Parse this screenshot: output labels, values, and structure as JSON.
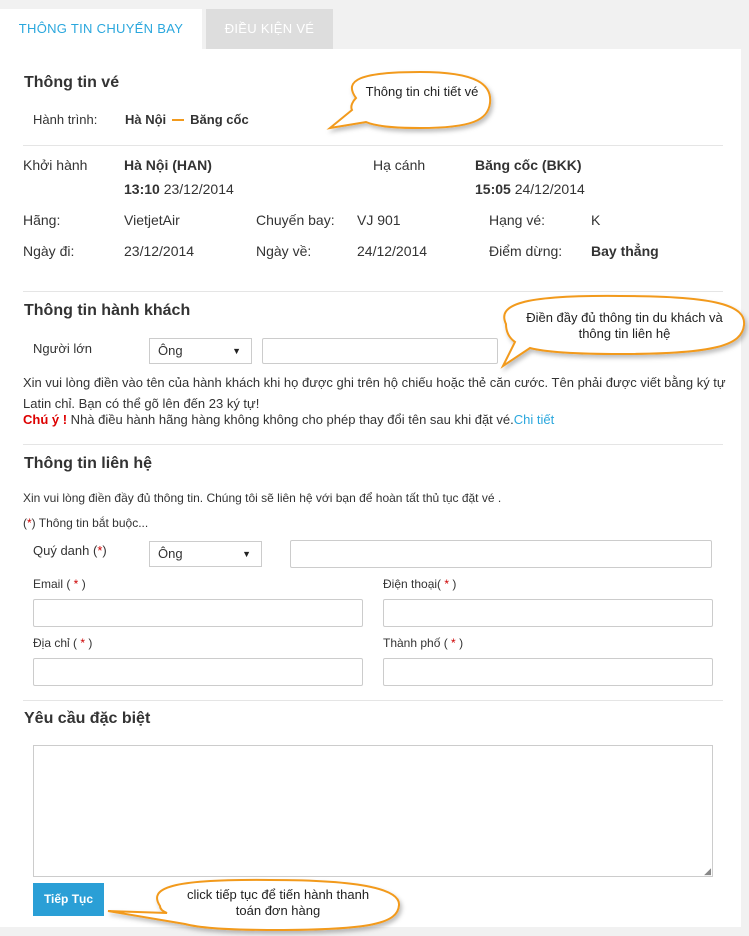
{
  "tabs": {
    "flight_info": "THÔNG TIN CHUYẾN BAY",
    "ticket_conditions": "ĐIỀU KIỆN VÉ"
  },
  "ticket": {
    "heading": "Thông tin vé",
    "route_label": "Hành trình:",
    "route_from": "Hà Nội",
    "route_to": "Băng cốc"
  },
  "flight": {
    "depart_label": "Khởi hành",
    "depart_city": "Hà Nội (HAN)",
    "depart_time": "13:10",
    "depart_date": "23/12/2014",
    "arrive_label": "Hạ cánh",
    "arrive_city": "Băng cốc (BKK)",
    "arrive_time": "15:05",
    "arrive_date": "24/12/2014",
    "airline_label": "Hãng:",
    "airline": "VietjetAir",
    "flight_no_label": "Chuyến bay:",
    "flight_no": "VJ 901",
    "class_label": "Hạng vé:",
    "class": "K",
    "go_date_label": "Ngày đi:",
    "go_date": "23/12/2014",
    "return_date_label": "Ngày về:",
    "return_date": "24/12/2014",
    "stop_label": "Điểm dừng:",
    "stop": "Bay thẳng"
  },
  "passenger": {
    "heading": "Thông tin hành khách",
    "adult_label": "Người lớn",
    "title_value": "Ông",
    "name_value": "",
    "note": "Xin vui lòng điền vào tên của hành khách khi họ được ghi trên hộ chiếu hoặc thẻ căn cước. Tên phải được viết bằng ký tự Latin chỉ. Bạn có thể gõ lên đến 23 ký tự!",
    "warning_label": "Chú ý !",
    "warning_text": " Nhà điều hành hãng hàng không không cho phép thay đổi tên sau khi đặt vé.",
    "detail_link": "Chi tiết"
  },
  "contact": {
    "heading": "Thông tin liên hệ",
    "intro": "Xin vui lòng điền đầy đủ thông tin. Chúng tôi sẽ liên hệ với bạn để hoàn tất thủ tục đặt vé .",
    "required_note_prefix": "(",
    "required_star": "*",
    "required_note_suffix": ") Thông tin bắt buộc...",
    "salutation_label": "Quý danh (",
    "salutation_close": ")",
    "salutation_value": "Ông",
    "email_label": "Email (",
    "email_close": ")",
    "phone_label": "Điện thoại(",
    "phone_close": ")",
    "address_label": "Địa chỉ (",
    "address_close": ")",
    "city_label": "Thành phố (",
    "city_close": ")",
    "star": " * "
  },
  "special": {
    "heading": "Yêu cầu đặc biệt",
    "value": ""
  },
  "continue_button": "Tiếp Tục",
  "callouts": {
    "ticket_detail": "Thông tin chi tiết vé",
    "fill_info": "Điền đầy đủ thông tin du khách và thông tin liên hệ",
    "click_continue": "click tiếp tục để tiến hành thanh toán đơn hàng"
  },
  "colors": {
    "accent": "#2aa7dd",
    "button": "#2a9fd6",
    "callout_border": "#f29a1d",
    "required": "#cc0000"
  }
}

○ ○ ○

:: INSTRUCTION ::
Excluding the pictures, restate the records above word for word.

:: COMPLETE RESPONSE ::
Parse this screenshot: output labels, values, and structure as JSON.
{
  "tabs": {
    "flight_info": "THÔNG TIN CHUYẾN BAY",
    "ticket_conditions": "ĐIỀU KIỆN VÉ"
  },
  "ticket": {
    "heading": "Thông tin vé",
    "route_label": "Hành trình:",
    "route_from": "Hà Nội",
    "route_to": "Băng cốc"
  },
  "flight": {
    "depart_label": "Khởi hành",
    "depart_city": "Hà Nội (HAN)",
    "depart_time": "13:10",
    "depart_date": "23/12/2014",
    "arrive_label": "Hạ cánh",
    "arrive_city": "Băng cốc (BKK)",
    "arrive_time": "15:05",
    "arrive_date": "24/12/2014",
    "airline_label": "Hãng:",
    "airline": "VietjetAir",
    "flight_no_label": "Chuyến bay:",
    "flight_no": "VJ 901",
    "class_label": "Hạng vé:",
    "class": "K",
    "go_date_label": "Ngày đi:",
    "go_date": "23/12/2014",
    "return_date_label": "Ngày về:",
    "return_date": "24/12/2014",
    "stop_label": "Điểm dừng:",
    "stop": "Bay thẳng"
  },
  "passenger": {
    "heading": "Thông tin hành khách",
    "adult_label": "Người lớn",
    "title_value": "Ông",
    "name_value": "",
    "note": "Xin vui lòng điền vào tên của hành khách khi họ được ghi trên hộ chiếu hoặc thẻ căn cước. Tên phải được viết bằng ký tự Latin chỉ. Bạn có thể gõ lên đến 23 ký tự!",
    "warning_label": "Chú ý !",
    "warning_text": " Nhà điều hành hãng hàng không không cho phép thay đổi tên sau khi đặt vé.",
    "detail_link": "Chi tiết"
  },
  "contact": {
    "heading": "Thông tin liên hệ",
    "intro": "Xin vui lòng điền đầy đủ thông tin. Chúng tôi sẽ liên hệ với bạn để hoàn tất thủ tục đặt vé .",
    "required_note_prefix": "(",
    "required_star": "*",
    "required_note_suffix": ") Thông tin bắt buộc...",
    "salutation_label": "Quý danh (",
    "salutation_close": ")",
    "salutation_value": "Ông",
    "email_label": "Email (",
    "email_close": ")",
    "phone_label": "Điện thoại(",
    "phone_close": ")",
    "address_label": "Địa chỉ (",
    "address_close": ")",
    "city_label": "Thành phố (",
    "city_close": ")",
    "star": " * "
  },
  "special": {
    "heading": "Yêu cầu đặc biệt",
    "value": ""
  },
  "continue_button": "Tiếp Tục",
  "callouts": {
    "ticket_detail": "Thông tin chi tiết vé",
    "fill_info": "Điền đầy đủ thông tin du khách và thông tin liên hệ",
    "click_continue": "click tiếp tục để tiến hành thanh toán đơn hàng"
  },
  "colors": {
    "accent": "#2aa7dd",
    "button": "#2a9fd6",
    "callout_border": "#f29a1d",
    "required": "#cc0000"
  }
}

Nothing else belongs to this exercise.